• _STATED PROBLEM_: Work out how many lines of the records contain "this". Answer with the number and nothing else.

• _INPUT MATERIAL_:
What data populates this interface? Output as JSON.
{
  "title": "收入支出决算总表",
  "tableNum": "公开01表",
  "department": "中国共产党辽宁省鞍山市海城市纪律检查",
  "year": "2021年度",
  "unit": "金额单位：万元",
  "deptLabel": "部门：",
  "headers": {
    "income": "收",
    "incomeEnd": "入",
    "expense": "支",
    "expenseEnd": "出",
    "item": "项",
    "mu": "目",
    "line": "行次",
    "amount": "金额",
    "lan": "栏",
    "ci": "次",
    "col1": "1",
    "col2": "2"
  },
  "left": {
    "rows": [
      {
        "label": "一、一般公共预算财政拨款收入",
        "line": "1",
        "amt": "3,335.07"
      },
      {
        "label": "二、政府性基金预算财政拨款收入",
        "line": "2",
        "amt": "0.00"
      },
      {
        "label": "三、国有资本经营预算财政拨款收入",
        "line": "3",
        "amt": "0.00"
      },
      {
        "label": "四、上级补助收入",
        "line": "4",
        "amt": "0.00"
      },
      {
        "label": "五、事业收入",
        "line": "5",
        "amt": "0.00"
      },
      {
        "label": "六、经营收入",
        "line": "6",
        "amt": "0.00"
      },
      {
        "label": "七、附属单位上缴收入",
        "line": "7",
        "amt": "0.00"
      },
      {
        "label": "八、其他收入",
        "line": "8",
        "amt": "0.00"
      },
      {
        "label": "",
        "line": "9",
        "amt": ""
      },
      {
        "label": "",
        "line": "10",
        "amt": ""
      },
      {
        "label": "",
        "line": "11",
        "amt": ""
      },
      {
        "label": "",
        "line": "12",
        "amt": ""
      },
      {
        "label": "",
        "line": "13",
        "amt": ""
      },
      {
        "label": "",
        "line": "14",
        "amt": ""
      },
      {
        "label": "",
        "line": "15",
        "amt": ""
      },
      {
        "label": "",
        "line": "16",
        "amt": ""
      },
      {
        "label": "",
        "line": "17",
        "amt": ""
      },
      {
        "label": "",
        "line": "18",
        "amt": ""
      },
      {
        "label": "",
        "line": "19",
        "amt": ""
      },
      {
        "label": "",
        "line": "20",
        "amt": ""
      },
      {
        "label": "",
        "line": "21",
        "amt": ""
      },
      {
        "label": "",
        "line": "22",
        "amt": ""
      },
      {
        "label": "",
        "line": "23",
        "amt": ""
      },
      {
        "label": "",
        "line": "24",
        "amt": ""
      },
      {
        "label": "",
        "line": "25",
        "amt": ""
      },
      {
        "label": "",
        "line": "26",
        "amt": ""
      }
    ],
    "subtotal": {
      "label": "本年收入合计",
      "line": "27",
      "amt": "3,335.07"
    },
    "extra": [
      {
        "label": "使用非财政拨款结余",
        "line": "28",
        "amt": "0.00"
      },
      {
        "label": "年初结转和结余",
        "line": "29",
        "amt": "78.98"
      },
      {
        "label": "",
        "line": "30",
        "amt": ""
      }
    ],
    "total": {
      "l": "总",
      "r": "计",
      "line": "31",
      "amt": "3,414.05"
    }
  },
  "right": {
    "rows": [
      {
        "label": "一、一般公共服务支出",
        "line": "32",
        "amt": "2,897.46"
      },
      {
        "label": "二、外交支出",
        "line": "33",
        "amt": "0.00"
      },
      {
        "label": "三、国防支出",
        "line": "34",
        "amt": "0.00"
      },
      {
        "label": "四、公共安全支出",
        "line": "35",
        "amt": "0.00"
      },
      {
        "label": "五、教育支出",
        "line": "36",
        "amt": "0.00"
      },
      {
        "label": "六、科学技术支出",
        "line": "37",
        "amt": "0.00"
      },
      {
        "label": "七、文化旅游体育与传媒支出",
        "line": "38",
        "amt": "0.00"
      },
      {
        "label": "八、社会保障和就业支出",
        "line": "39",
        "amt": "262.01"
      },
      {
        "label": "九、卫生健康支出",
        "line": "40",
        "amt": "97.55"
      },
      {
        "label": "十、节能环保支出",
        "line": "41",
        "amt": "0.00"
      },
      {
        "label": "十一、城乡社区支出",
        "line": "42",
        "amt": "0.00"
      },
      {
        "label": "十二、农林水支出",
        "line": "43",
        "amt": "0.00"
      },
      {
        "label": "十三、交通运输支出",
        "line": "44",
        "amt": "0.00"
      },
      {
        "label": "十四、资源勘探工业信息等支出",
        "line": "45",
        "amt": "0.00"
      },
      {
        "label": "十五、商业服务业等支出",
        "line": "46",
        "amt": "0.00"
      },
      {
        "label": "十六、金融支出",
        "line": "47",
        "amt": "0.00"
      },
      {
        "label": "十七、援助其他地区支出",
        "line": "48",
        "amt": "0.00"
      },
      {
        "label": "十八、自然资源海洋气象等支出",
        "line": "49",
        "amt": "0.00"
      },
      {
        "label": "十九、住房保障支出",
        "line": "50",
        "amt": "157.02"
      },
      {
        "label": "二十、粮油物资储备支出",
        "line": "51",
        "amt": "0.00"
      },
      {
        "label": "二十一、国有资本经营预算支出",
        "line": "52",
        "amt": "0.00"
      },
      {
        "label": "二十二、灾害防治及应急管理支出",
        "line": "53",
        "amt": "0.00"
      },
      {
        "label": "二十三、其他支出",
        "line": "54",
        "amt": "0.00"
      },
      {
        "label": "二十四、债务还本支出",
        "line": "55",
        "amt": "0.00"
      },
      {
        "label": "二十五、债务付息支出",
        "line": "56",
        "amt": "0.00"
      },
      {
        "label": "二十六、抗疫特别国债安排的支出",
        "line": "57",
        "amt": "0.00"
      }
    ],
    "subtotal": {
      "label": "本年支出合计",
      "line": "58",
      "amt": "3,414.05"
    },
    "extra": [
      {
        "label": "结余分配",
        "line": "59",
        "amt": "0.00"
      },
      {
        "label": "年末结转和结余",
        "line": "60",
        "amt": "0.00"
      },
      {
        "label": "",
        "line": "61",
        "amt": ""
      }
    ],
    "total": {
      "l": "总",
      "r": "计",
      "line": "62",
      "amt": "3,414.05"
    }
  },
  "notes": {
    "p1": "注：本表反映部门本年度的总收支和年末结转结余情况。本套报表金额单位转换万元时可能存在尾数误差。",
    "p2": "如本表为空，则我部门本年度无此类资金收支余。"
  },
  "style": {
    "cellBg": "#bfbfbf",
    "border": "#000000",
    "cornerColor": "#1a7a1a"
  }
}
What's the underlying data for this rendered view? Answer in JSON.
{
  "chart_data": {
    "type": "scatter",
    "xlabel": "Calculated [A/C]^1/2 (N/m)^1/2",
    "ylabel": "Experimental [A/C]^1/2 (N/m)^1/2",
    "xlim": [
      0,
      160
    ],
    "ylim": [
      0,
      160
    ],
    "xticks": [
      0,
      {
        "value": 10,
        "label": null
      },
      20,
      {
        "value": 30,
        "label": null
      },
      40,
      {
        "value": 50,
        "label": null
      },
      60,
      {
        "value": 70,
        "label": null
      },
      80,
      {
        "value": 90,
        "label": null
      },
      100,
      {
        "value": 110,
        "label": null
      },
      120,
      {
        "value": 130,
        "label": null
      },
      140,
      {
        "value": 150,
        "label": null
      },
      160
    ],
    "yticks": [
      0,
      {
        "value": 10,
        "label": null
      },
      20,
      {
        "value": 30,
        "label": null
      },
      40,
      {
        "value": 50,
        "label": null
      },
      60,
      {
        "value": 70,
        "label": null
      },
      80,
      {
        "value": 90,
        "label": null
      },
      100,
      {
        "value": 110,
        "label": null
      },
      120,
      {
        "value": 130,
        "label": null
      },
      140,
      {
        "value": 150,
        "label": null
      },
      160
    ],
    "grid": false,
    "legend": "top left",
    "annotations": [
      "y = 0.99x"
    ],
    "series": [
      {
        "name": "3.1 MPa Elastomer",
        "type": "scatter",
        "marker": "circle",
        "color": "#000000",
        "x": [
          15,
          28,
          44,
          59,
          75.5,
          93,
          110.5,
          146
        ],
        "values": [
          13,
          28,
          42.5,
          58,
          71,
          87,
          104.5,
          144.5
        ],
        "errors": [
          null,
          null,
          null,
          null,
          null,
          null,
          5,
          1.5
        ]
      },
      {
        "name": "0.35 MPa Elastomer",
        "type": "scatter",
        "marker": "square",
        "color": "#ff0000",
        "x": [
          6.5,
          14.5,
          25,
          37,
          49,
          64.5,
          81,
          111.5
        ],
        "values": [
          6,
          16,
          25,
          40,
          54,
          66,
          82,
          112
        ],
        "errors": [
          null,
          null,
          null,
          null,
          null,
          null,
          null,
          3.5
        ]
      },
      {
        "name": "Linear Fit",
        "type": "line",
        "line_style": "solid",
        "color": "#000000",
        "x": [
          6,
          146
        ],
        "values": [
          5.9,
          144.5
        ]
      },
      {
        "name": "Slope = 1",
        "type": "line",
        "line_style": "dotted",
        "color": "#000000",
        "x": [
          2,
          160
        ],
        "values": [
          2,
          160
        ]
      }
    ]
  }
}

• _FINISHED TASK_: 2